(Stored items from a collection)
---

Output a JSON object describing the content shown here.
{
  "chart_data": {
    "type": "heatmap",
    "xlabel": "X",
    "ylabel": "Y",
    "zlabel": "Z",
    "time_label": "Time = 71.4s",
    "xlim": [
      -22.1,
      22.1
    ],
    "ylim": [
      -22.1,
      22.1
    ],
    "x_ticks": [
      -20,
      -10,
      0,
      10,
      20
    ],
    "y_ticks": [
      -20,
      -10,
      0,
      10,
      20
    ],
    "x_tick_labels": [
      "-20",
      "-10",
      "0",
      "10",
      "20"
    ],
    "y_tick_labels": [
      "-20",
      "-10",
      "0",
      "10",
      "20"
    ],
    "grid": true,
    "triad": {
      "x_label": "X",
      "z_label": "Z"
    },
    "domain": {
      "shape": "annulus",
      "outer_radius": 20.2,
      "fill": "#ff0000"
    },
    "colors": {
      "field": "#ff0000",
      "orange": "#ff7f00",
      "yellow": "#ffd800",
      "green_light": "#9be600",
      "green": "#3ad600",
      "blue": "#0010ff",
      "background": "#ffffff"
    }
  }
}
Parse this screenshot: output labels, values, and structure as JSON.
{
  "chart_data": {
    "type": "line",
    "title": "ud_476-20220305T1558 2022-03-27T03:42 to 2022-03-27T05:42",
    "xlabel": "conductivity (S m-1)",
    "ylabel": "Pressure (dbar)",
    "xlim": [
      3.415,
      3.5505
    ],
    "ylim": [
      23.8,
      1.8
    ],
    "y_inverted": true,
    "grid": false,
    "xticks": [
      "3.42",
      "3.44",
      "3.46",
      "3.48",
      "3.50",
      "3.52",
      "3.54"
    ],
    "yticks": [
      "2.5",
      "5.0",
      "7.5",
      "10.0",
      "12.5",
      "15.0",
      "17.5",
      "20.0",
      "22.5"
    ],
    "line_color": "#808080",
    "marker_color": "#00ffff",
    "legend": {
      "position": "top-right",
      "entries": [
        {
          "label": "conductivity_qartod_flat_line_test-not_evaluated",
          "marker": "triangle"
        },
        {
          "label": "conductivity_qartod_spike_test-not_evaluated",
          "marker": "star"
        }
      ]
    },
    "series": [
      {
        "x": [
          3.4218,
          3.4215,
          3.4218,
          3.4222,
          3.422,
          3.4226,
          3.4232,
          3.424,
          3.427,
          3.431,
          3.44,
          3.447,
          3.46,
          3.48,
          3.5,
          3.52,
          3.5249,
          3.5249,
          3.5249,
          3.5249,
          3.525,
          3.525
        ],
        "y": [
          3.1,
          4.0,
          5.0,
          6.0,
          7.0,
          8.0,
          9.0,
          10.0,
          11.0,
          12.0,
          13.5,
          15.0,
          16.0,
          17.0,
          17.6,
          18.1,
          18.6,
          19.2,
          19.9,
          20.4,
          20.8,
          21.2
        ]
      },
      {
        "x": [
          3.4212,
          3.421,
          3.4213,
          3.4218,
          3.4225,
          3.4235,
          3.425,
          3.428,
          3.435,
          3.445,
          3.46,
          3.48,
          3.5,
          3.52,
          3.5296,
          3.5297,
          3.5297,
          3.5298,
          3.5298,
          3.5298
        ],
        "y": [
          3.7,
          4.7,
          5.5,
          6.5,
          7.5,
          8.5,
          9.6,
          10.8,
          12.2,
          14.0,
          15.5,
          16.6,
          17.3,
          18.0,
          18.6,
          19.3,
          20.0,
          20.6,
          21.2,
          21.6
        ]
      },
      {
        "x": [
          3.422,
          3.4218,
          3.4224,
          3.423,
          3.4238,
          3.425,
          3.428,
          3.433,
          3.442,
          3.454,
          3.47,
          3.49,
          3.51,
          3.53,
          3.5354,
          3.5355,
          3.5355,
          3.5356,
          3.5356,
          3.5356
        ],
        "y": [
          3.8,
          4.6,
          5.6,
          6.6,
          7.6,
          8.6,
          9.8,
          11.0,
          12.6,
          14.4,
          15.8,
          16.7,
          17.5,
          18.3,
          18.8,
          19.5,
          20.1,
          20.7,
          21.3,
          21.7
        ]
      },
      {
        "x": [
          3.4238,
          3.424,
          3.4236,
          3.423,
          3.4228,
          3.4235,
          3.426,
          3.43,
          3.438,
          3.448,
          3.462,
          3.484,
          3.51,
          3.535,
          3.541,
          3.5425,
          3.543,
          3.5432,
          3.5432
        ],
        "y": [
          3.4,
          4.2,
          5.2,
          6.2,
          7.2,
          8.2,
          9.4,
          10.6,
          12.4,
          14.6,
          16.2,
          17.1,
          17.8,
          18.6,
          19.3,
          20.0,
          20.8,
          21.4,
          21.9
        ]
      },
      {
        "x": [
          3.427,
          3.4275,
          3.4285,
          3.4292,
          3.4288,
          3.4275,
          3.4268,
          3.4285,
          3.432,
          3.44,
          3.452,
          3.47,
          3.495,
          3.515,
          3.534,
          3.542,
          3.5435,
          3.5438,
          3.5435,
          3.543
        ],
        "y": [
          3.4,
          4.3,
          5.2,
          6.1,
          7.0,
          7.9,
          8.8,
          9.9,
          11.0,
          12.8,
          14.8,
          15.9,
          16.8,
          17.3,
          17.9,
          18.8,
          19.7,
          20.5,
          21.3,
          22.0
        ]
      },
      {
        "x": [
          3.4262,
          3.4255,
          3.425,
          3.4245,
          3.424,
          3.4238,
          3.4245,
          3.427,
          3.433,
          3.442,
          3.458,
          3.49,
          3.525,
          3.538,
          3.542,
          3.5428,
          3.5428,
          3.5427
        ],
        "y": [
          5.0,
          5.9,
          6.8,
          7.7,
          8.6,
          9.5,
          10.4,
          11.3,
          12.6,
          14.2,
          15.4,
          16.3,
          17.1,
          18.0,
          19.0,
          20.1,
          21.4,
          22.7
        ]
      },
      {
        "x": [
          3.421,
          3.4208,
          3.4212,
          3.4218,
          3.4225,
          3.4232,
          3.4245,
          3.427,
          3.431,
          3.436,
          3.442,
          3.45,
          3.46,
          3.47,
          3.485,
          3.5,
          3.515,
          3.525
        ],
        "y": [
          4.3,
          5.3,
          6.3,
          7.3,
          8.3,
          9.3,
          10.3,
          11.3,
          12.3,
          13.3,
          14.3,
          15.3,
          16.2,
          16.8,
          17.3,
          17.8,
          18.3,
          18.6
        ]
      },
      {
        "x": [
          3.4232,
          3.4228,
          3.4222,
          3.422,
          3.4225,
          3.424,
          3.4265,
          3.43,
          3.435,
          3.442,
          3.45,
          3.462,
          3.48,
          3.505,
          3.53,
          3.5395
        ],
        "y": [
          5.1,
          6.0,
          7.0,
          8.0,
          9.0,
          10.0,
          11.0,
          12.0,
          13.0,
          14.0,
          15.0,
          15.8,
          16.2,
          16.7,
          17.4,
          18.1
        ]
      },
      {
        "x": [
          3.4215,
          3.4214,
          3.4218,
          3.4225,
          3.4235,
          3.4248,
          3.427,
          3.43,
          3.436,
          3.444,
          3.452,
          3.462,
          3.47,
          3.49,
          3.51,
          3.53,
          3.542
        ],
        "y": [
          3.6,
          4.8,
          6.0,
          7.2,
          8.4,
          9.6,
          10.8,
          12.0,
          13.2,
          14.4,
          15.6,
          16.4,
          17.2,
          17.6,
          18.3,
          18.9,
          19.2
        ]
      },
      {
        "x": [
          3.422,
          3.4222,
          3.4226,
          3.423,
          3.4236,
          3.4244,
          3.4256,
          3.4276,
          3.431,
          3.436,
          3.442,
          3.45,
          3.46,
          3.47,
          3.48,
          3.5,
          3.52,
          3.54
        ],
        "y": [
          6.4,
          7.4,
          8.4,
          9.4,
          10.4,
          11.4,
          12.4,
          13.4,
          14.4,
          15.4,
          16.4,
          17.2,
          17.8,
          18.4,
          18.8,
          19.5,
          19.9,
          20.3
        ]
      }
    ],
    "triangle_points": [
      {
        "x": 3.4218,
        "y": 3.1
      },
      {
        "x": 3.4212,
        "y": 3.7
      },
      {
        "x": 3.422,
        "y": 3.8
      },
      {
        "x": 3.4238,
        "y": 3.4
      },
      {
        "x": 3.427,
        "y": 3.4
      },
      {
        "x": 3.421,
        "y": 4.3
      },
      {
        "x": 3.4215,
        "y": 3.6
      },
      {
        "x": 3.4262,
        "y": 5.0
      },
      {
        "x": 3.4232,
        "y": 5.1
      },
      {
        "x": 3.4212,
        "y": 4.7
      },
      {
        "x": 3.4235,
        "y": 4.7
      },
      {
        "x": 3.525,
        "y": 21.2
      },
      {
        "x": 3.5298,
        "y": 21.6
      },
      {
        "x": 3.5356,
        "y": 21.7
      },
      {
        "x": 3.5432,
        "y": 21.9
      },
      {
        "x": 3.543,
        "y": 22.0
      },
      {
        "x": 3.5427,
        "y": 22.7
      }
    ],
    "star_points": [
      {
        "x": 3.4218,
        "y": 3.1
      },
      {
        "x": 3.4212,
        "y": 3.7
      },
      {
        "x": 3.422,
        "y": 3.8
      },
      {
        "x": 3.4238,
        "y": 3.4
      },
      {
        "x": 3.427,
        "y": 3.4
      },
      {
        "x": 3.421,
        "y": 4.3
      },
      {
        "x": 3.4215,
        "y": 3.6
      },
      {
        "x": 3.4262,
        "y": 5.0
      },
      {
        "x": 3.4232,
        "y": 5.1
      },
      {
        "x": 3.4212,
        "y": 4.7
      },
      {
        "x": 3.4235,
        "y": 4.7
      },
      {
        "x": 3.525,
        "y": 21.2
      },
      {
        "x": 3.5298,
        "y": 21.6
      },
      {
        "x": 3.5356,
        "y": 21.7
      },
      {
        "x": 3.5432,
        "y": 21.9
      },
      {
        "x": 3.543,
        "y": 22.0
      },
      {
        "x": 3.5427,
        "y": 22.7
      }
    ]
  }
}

---

WHAT NEEDS TO BE DONE:
Pull out all lines in the data above that include "JSON".

OUTPUT OF THE TASK:
Output a JSON object describing the content shown here.
Parse this screenshot: output labels, values, and structure as JSON.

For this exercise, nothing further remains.